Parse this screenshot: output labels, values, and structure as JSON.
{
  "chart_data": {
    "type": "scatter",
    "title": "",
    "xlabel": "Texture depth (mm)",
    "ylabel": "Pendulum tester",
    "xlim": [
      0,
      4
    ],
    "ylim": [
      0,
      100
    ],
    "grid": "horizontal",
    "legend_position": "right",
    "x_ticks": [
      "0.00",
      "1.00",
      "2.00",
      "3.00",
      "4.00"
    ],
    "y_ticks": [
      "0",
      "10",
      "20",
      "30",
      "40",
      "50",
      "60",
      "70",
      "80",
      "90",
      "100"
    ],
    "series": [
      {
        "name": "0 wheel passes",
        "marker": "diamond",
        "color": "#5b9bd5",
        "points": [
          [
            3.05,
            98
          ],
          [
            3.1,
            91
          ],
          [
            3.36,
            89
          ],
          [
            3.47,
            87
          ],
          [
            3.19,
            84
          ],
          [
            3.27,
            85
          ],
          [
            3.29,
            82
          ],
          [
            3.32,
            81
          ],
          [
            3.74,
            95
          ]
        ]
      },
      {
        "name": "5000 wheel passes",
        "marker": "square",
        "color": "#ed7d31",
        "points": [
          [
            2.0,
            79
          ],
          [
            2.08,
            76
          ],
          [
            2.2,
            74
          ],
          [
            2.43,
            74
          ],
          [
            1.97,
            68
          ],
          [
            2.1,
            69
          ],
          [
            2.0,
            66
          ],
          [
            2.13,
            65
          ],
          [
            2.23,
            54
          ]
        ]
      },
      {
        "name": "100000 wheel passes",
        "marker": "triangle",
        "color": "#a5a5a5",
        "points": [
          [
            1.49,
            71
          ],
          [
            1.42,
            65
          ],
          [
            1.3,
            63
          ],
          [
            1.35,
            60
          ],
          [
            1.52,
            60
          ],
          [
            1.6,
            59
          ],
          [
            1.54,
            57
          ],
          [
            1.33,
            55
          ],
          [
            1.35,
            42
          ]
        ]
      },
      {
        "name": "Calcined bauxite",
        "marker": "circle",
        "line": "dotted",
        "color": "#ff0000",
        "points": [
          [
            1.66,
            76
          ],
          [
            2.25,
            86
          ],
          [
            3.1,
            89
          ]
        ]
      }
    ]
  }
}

-- What this task involves --
From the data, list each line in which the string "marker" appears.

-- Response to the task --
        "marker": "diamond",
        "marker": "square",
        "marker": "triangle",
        "marker": "circle",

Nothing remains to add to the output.